* YOUR GOAL
Copy out all of the material, matching it word for word.

* SUPPLIED INFORMATION

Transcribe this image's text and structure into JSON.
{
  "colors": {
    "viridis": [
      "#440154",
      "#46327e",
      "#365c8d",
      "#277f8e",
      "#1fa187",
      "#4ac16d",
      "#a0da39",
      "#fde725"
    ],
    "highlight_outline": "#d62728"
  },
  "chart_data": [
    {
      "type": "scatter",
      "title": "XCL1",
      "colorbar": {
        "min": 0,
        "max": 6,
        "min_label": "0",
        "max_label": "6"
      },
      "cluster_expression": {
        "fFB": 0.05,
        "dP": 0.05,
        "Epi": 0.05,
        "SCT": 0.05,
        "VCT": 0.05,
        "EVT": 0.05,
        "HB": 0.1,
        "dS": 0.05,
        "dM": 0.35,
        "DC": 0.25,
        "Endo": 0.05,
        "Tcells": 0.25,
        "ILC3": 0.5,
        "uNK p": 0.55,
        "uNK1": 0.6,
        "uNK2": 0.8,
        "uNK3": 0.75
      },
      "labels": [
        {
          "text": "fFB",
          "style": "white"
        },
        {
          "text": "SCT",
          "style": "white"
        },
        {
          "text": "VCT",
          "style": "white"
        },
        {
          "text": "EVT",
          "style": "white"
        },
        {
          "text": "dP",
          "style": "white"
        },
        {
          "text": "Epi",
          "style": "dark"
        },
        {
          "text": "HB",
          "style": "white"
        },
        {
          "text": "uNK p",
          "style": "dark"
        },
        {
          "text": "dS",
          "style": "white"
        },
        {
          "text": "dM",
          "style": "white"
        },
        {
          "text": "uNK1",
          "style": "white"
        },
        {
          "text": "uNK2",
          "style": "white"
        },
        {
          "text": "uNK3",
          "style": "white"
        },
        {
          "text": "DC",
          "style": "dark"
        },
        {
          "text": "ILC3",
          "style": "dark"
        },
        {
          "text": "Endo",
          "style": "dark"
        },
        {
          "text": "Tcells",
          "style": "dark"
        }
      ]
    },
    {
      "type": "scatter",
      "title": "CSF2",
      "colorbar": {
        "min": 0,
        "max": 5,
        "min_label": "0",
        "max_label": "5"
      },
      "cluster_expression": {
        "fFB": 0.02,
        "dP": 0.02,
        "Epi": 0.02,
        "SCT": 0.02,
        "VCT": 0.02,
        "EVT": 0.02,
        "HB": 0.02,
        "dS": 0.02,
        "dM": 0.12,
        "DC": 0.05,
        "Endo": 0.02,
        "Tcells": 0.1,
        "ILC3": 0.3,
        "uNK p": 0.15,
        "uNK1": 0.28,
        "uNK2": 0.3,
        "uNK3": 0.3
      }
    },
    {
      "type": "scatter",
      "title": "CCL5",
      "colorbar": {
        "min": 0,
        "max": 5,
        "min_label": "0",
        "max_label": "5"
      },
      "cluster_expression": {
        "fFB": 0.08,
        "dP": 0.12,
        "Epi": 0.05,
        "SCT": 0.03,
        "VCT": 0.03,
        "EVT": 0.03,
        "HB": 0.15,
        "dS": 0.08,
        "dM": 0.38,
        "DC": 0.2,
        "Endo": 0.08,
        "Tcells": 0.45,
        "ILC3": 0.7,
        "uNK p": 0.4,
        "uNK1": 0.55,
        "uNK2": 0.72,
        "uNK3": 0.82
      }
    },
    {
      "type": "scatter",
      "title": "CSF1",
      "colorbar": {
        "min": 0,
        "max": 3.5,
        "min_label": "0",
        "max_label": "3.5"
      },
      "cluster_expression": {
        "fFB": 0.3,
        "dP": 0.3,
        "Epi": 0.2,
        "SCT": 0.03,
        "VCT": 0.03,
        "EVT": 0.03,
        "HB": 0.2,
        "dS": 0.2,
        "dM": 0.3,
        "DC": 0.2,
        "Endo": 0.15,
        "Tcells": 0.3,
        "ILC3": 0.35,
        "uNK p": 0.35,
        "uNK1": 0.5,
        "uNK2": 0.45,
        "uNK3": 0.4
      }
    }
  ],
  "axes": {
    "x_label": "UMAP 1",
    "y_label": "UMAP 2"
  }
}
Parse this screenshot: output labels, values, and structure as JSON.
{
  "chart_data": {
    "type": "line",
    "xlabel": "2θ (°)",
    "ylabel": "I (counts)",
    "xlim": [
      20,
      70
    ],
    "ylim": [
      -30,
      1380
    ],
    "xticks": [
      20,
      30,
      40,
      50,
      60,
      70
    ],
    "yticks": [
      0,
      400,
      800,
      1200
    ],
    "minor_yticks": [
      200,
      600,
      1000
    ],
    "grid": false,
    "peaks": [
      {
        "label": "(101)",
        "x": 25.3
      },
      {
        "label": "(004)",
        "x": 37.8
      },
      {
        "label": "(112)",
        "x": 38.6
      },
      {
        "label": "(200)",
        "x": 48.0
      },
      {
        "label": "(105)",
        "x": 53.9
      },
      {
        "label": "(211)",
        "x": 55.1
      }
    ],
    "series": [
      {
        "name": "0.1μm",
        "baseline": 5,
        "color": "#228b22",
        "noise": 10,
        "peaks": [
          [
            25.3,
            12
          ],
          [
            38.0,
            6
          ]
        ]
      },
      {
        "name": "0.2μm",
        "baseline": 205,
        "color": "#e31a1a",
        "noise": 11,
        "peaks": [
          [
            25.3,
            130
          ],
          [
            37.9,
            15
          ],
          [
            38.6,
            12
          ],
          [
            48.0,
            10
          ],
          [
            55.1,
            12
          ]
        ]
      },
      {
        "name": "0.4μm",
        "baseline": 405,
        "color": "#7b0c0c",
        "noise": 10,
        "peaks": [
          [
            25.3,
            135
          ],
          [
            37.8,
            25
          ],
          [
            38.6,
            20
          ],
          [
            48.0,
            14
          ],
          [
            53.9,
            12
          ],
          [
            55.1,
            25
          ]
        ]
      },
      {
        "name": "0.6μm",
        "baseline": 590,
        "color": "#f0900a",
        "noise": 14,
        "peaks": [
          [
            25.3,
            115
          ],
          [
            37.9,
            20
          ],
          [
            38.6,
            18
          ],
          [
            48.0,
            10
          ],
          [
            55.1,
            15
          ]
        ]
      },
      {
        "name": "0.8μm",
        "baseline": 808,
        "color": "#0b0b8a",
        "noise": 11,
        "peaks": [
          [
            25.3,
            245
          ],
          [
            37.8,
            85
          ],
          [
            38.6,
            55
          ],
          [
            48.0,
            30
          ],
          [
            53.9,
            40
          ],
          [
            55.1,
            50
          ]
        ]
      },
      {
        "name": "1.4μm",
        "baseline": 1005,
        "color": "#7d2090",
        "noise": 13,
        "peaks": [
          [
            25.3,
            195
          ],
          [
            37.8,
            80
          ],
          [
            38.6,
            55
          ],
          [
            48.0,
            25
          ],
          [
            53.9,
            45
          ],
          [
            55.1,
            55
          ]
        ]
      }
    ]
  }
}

* THE RESULT
Transcribe this image's text and structure into JSON.
{
  "colors": {
    "viridis": [
      "#440154",
      "#46327e",
      "#365c8d",
      "#277f8e",
      "#1fa187",
      "#4ac16d",
      "#a0da39",
      "#fde725"
    ],
    "highlight_outline": "#d62728"
  },
  "chart_data": [
    {
      "type": "scatter",
      "title": "XCL1",
      "colorbar": {
        "min": 0,
        "max": 6,
        "min_label": "0",
        "max_label": "6"
      },
      "cluster_expression": {
        "fFB": 0.05,
        "dP": 0.05,
        "Epi": 0.05,
        "SCT": 0.05,
        "VCT": 0.05,
        "EVT": 0.05,
        "HB": 0.1,
        "dS": 0.05,
        "dM": 0.35,
        "DC": 0.25,
        "Endo": 0.05,
        "Tcells": 0.25,
        "ILC3": 0.5,
        "uNK p": 0.55,
        "uNK1": 0.6,
        "uNK2": 0.8,
        "uNK3": 0.75
      },
      "labels": [
        {
          "text": "fFB",
          "style": "white"
        },
        {
          "text": "SCT",
          "style": "white"
        },
        {
          "text": "VCT",
          "style": "white"
        },
        {
          "text": "EVT",
          "style": "white"
        },
        {
          "text": "dP",
          "style": "white"
        },
        {
          "text": "Epi",
          "style": "dark"
        },
        {
          "text": "HB",
          "style": "white"
        },
        {
          "text": "uNK p",
          "style": "dark"
        },
        {
          "text": "dS",
          "style": "white"
        },
        {
          "text": "dM",
          "style": "white"
        },
        {
          "text": "uNK1",
          "style": "white"
        },
        {
          "text": "uNK2",
          "style": "white"
        },
        {
          "text": "uNK3",
          "style": "white"
        },
        {
          "text": "DC",
          "style": "dark"
        },
        {
          "text": "ILC3",
          "style": "dark"
        },
        {
          "text": "Endo",
          "style": "dark"
        },
        {
          "text": "Tcells",
          "style": "dark"
        }
      ]
    },
    {
      "type": "scatter",
      "title": "CSF2",
      "colorbar": {
        "min": 0,
        "max": 5,
        "min_label": "0",
        "max_label": "5"
      },
      "cluster_expression": {
        "fFB": 0.02,
        "dP": 0.02,
        "Epi": 0.02,
        "SCT": 0.02,
        "VCT": 0.02,
        "EVT": 0.02,
        "HB": 0.02,
        "dS": 0.02,
        "dM": 0.12,
        "DC": 0.05,
        "Endo": 0.02,
        "Tcells": 0.1,
        "ILC3": 0.3,
        "uNK p": 0.15,
        "uNK1": 0.28,
        "uNK2": 0.3,
        "uNK3": 0.3
      }
    },
    {
      "type": "scatter",
      "title": "CCL5",
      "colorbar": {
        "min": 0,
        "max": 5,
        "min_label": "0",
        "max_label": "5"
      },
      "cluster_expression": {
        "fFB": 0.08,
        "dP": 0.12,
        "Epi": 0.05,
        "SCT": 0.03,
        "VCT": 0.03,
        "EVT": 0.03,
        "HB": 0.15,
        "dS": 0.08,
        "dM": 0.38,
        "DC": 0.2,
        "Endo": 0.08,
        "Tcells": 0.45,
        "ILC3": 0.7,
        "uNK p": 0.4,
        "uNK1": 0.55,
        "uNK2": 0.72,
        "uNK3": 0.82
      }
    },
    {
      "type": "scatter",
      "title": "CSF1",
      "colorbar": {
        "min": 0,
        "max": 3.5,
        "min_label": "0",
        "max_label": "3.5"
      },
      "cluster_expression": {
        "fFB": 0.3,
        "dP": 0.3,
        "Epi": 0.2,
        "SCT": 0.03,
        "VCT": 0.03,
        "EVT": 0.03,
        "HB": 0.2,
        "dS": 0.2,
        "dM": 0.3,
        "DC": 0.2,
        "Endo": 0.15,
        "Tcells": 0.3,
        "ILC3": 0.35,
        "uNK p": 0.35,
        "uNK1": 0.5,
        "uNK2": 0.45,
        "uNK3": 0.4
      }
    }
  ],
  "axes": {
    "x_label": "UMAP 1",
    "y_label": "UMAP 2"
  }
}
Parse this screenshot: output labels, values, and structure as JSON.
{
  "chart_data": {
    "type": "line",
    "xlabel": "2θ (°)",
    "ylabel": "I (counts)",
    "xlim": [
      20,
      70
    ],
    "ylim": [
      -30,
      1380
    ],
    "xticks": [
      20,
      30,
      40,
      50,
      60,
      70
    ],
    "yticks": [
      0,
      400,
      800,
      1200
    ],
    "minor_yticks": [
      200,
      600,
      1000
    ],
    "grid": false,
    "peaks": [
      {
        "label": "(101)",
        "x": 25.3
      },
      {
        "label": "(004)",
        "x": 37.8
      },
      {
        "label": "(112)",
        "x": 38.6
      },
      {
        "label": "(200)",
        "x": 48.0
      },
      {
        "label": "(105)",
        "x": 53.9
      },
      {
        "label": "(211)",
        "x": 55.1
      }
    ],
    "series": [
      {
        "name": "0.1μm",
        "baseline": 5,
        "color": "#228b22",
        "noise": 10,
        "peaks": [
          [
            25.3,
            12
          ],
          [
            38.0,
            6
          ]
        ]
      },
      {
        "name": "0.2μm",
        "baseline": 205,
        "color": "#e31a1a",
        "noise": 11,
        "peaks": [
          [
            25.3,
            130
          ],
          [
            37.9,
            15
          ],
          [
            38.6,
            12
          ],
          [
            48.0,
            10
          ],
          [
            55.1,
            12
          ]
        ]
      },
      {
        "name": "0.4μm",
        "baseline": 405,
        "color": "#7b0c0c",
        "noise": 10,
        "peaks": [
          [
            25.3,
            135
          ],
          [
            37.8,
            25
          ],
          [
            38.6,
            20
          ],
          [
            48.0,
            14
          ],
          [
            53.9,
            12
          ],
          [
            55.1,
            25
          ]
        ]
      },
      {
        "name": "0.6μm",
        "baseline": 590,
        "color": "#f0900a",
        "noise": 14,
        "peaks": [
          [
            25.3,
            115
          ],
          [
            37.9,
            20
          ],
          [
            38.6,
            18
          ],
          [
            48.0,
            10
          ],
          [
            55.1,
            15
          ]
        ]
      },
      {
        "name": "0.8μm",
        "baseline": 808,
        "color": "#0b0b8a",
        "noise": 11,
        "peaks": [
          [
            25.3,
            245
          ],
          [
            37.8,
            85
          ],
          [
            38.6,
            55
          ],
          [
            48.0,
            30
          ],
          [
            53.9,
            40
          ],
          [
            55.1,
            50
          ]
        ]
      },
      {
        "name": "1.4μm",
        "baseline": 1005,
        "color": "#7d2090",
        "noise": 13,
        "peaks": [
          [
            25.3,
            195
          ],
          [
            37.8,
            80
          ],
          [
            38.6,
            55
          ],
          [
            48.0,
            25
          ],
          [
            53.9,
            45
          ],
          [
            55.1,
            55
          ]
        ]
      }
    ]
  }
}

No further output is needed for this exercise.